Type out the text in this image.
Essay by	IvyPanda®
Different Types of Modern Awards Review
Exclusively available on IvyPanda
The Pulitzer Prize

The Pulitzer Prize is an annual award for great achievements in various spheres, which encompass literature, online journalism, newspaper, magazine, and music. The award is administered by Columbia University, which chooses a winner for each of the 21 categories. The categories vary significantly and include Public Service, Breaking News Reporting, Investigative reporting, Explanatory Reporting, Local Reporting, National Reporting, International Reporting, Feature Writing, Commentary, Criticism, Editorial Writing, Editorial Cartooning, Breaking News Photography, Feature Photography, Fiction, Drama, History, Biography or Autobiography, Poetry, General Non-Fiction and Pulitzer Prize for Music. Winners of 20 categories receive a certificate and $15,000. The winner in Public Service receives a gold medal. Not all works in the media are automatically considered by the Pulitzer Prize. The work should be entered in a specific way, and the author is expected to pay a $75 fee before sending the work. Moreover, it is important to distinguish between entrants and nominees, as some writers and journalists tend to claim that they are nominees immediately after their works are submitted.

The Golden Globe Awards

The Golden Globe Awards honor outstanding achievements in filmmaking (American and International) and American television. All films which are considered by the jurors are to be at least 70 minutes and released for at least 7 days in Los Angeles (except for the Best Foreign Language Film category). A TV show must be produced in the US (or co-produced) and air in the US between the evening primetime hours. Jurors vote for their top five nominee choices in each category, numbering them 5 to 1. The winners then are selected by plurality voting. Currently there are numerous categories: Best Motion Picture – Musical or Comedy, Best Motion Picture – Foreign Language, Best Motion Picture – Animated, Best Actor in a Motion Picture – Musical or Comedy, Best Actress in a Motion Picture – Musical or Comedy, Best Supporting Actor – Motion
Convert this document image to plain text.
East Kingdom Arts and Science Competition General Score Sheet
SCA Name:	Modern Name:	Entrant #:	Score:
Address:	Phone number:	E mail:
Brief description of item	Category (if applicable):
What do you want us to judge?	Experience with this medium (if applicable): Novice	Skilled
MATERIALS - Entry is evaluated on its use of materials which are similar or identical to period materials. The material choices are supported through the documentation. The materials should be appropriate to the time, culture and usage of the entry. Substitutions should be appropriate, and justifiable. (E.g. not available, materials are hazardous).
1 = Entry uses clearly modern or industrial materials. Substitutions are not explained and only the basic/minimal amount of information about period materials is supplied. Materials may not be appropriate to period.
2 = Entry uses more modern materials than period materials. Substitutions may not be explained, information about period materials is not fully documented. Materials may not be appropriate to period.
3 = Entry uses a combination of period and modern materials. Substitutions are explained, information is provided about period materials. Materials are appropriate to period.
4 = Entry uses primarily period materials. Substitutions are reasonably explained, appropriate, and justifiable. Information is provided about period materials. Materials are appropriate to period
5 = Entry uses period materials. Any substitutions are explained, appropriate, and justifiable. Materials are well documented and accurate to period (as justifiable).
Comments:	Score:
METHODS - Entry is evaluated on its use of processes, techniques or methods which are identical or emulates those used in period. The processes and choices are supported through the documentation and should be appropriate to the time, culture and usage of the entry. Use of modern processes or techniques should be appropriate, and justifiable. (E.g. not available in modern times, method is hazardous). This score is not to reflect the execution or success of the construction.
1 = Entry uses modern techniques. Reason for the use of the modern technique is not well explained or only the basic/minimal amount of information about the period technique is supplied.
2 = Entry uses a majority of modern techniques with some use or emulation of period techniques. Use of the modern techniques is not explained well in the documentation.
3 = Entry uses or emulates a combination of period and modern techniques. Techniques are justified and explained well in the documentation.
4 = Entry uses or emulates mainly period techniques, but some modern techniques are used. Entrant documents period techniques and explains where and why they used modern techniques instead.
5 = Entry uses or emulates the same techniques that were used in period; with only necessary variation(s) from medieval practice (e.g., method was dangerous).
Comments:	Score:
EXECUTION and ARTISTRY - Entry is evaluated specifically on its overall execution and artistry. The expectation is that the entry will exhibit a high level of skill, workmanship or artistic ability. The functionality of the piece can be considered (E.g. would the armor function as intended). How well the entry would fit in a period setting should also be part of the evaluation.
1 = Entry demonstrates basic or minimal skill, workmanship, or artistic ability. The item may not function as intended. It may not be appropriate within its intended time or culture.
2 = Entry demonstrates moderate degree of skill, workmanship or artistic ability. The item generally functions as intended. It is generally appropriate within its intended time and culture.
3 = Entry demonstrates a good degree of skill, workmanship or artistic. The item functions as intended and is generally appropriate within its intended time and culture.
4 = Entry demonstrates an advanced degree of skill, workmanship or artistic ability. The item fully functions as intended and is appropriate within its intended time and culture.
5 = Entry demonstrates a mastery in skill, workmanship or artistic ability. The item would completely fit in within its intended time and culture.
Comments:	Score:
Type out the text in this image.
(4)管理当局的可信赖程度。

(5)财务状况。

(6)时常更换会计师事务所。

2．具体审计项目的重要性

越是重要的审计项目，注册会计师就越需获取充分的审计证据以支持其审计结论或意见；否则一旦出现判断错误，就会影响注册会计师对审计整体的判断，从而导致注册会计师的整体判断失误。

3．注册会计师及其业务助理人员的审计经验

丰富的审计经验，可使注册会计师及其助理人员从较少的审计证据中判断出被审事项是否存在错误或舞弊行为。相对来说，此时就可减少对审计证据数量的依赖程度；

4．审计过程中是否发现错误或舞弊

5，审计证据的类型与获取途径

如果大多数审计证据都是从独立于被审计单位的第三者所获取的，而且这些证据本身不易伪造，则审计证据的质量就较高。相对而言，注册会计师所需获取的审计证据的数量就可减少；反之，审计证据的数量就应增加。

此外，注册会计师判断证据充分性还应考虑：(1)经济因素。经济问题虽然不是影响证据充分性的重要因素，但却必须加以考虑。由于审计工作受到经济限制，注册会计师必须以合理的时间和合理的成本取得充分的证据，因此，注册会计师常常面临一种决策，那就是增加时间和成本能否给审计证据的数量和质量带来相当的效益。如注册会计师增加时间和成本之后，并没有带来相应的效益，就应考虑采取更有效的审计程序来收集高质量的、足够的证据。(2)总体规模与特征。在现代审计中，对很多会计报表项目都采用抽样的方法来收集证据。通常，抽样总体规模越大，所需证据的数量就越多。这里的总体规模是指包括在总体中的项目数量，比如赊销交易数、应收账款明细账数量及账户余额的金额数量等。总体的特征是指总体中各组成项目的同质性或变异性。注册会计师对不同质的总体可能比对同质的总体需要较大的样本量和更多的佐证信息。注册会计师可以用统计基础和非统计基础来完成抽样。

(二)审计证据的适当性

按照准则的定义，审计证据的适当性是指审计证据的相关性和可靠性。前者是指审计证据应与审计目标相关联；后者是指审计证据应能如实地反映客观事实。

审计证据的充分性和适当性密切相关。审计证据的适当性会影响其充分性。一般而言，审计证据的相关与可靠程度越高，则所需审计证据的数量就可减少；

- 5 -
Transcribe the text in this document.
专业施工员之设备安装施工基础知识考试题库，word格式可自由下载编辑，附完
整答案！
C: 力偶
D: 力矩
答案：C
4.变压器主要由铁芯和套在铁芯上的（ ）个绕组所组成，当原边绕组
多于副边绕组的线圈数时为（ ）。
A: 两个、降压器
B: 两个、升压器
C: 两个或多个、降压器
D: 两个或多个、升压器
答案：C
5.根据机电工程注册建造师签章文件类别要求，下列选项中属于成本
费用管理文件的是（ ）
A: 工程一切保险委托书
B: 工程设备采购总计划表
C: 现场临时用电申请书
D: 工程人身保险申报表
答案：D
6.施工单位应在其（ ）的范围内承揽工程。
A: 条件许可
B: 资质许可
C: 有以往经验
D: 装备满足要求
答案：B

*WORK REQUIRED*
Only the lines from the one containing "Transcribe the text in this document." to the end of the data should be printed, exactly as they stand.

*COMPLETED EXERCISE*
Transcribe the text in this document.
专业施工员之设备安装施工基础知识考试题库，word格式可自由下载编辑，附完
整答案！
C: 力偶
D: 力矩
答案：C
4.变压器主要由铁芯和套在铁芯上的（ ）个绕组所组成，当原边绕组
多于副边绕组的线圈数时为（ ）。
A: 两个、降压器
B: 两个、升压器
C: 两个或多个、降压器
D: 两个或多个、升压器
答案：C
5.根据机电工程注册建造师签章文件类别要求，下列选项中属于成本
费用管理文件的是（ ）
A: 工程一切保险委托书
B: 工程设备采购总计划表
C: 现场临时用电申请书
D: 工程人身保险申报表
答案：D
6.施工单位应在其（ ）的范围内承揽工程。
A: 条件许可
B: 资质许可
C: 有以往经验
D: 装备满足要求
答案：B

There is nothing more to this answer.